Each line of the data that includes the string "sensor" is to be copied out.

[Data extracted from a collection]
○ ○ ○

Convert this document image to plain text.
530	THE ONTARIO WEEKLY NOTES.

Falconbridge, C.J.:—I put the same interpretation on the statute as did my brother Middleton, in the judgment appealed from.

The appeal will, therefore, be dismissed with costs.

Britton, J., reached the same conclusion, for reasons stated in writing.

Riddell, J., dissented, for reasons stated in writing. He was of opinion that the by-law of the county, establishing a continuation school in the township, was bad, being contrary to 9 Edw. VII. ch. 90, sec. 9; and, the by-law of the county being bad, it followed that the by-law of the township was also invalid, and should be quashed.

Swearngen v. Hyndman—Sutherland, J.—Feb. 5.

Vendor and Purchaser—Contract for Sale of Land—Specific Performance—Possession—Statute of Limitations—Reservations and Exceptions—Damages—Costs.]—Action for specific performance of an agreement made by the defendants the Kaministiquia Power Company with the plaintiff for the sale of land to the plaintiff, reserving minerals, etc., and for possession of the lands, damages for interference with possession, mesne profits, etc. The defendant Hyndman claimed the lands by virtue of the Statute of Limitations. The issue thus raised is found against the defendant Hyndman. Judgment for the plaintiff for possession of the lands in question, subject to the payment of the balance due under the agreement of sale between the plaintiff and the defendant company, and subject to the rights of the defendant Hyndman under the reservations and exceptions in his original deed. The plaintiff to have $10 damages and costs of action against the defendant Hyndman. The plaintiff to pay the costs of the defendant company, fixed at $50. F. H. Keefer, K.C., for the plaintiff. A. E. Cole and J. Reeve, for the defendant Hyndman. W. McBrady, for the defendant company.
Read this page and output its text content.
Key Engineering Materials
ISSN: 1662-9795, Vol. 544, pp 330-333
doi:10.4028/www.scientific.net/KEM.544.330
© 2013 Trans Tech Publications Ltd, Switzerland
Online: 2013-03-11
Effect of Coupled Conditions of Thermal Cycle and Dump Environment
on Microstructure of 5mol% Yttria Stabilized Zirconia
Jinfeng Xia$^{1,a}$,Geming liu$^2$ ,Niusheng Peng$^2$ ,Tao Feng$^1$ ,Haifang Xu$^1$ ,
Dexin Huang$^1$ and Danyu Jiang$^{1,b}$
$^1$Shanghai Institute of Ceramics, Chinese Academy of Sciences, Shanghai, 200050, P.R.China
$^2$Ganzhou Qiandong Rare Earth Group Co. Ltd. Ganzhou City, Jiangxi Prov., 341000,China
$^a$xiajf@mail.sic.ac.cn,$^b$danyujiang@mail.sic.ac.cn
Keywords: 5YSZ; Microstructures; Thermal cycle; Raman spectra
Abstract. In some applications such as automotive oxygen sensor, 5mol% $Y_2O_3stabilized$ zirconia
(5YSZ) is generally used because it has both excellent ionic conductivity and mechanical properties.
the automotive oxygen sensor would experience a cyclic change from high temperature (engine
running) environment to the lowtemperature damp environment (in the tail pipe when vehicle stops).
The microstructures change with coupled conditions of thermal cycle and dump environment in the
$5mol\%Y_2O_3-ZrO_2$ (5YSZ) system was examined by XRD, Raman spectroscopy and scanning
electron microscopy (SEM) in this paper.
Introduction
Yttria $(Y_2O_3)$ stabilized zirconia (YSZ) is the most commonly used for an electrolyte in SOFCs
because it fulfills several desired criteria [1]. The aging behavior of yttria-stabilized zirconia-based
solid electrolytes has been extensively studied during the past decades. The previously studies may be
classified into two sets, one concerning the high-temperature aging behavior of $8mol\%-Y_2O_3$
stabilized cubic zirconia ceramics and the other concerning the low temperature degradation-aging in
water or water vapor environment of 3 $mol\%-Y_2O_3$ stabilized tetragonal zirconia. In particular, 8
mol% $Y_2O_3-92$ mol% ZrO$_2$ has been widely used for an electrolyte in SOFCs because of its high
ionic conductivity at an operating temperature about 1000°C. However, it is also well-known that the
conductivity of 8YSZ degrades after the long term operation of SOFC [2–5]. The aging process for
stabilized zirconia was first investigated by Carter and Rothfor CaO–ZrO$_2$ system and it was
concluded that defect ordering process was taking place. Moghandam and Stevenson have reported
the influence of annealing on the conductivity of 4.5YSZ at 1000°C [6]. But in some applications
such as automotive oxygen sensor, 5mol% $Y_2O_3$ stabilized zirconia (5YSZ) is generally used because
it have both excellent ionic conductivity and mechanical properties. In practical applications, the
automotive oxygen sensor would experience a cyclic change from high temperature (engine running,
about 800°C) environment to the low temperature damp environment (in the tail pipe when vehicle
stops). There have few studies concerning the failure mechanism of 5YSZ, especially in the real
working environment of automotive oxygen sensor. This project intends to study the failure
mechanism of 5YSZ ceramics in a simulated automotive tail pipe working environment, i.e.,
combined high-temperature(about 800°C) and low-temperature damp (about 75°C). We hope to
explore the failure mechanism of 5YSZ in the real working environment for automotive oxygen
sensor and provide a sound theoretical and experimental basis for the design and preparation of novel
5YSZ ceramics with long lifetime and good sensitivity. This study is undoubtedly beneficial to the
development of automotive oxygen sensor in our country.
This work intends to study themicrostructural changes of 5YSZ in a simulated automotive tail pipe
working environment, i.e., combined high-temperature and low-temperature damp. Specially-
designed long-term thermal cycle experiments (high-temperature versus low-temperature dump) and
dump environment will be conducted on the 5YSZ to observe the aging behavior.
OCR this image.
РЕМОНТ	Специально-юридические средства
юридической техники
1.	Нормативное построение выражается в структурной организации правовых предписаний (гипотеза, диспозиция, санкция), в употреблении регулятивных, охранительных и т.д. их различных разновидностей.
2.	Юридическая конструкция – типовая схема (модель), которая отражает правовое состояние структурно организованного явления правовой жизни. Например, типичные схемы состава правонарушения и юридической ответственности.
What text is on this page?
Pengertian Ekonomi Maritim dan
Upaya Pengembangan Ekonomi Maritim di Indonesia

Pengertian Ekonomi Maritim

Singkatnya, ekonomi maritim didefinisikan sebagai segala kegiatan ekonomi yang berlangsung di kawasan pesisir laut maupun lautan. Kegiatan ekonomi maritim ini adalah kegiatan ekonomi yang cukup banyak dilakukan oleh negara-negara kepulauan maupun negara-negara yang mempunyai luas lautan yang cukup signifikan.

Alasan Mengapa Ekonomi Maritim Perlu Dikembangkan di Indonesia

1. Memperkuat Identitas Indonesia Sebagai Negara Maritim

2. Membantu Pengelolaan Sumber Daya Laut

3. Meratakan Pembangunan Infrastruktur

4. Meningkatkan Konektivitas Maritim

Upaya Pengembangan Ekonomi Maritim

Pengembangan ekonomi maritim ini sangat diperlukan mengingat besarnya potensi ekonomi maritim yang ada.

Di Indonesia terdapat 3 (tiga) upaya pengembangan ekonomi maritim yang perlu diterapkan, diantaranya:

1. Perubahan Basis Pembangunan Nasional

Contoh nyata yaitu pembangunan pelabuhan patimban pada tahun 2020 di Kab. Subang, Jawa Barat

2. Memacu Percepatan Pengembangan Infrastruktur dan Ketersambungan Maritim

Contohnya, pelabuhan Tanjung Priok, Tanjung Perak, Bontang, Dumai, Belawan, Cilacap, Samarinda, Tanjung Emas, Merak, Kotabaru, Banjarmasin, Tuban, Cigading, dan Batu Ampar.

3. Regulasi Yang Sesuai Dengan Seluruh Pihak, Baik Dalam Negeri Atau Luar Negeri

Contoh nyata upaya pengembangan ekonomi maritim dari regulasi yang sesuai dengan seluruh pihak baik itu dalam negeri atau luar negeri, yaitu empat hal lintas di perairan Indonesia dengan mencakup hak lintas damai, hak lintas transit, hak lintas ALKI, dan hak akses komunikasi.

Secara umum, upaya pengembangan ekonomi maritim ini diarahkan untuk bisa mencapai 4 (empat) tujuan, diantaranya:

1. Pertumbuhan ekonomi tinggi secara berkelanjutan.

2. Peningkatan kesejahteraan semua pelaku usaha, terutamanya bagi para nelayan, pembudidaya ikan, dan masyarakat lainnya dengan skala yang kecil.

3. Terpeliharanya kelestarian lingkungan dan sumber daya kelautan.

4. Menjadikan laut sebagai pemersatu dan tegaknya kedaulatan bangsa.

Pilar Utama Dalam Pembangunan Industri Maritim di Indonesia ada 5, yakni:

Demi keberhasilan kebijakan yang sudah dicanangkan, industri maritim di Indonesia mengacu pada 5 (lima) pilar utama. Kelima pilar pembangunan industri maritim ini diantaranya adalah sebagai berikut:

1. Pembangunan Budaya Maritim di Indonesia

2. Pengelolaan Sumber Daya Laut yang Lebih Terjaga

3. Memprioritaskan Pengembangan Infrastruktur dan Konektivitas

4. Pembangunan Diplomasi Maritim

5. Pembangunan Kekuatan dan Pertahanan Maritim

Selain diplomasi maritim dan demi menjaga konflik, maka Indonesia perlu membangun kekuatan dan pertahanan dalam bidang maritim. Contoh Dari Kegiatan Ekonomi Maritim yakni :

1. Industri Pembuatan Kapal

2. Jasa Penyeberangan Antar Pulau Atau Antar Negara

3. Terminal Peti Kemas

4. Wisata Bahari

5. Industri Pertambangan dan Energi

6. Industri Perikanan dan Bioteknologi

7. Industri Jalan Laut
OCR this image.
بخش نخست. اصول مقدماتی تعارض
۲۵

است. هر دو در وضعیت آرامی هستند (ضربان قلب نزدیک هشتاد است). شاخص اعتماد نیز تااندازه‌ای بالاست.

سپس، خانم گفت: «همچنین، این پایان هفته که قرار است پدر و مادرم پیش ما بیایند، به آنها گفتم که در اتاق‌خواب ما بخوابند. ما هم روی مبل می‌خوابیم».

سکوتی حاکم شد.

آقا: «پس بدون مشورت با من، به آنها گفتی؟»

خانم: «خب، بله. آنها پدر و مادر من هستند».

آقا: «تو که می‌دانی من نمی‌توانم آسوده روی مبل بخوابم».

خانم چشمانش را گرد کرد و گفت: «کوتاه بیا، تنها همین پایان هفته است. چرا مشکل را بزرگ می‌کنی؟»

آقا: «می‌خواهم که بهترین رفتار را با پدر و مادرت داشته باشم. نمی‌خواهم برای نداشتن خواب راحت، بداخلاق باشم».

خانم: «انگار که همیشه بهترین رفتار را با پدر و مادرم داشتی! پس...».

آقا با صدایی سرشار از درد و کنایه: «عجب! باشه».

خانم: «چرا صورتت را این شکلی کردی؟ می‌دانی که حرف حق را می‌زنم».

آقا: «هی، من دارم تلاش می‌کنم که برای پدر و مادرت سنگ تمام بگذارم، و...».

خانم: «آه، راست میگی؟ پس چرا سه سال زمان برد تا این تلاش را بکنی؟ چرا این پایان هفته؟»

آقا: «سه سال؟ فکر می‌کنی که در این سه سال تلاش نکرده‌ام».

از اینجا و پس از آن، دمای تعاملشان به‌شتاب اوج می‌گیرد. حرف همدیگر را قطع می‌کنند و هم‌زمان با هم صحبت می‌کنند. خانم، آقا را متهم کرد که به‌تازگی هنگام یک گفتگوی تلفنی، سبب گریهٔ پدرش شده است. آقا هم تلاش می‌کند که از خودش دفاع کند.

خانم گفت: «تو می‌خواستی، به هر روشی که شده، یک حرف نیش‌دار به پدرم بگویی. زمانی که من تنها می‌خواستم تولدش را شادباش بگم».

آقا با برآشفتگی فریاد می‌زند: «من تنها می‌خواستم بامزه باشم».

○ ○ ○

- Final result:
Abstract. In some applications such as automotive oxygen sensor, 5mol% $Y_2O_3stabilized$ zirconia
the automotive oxygen sensor would experience a cyclic change from high temperature (engine
such as automotive oxygen sensor, 5mol% $Y_2O_3$ stabilized zirconia (5YSZ) is generally used because
automotive oxygen sensor would experience a cyclic change from high temperature (engine running,
working environment of automotive oxygen sensor. This project intends to study the failure
sensor and provide a sound theoretical and experimental basis for the design and preparation of novel
development of automotive oxygen sensor in our country.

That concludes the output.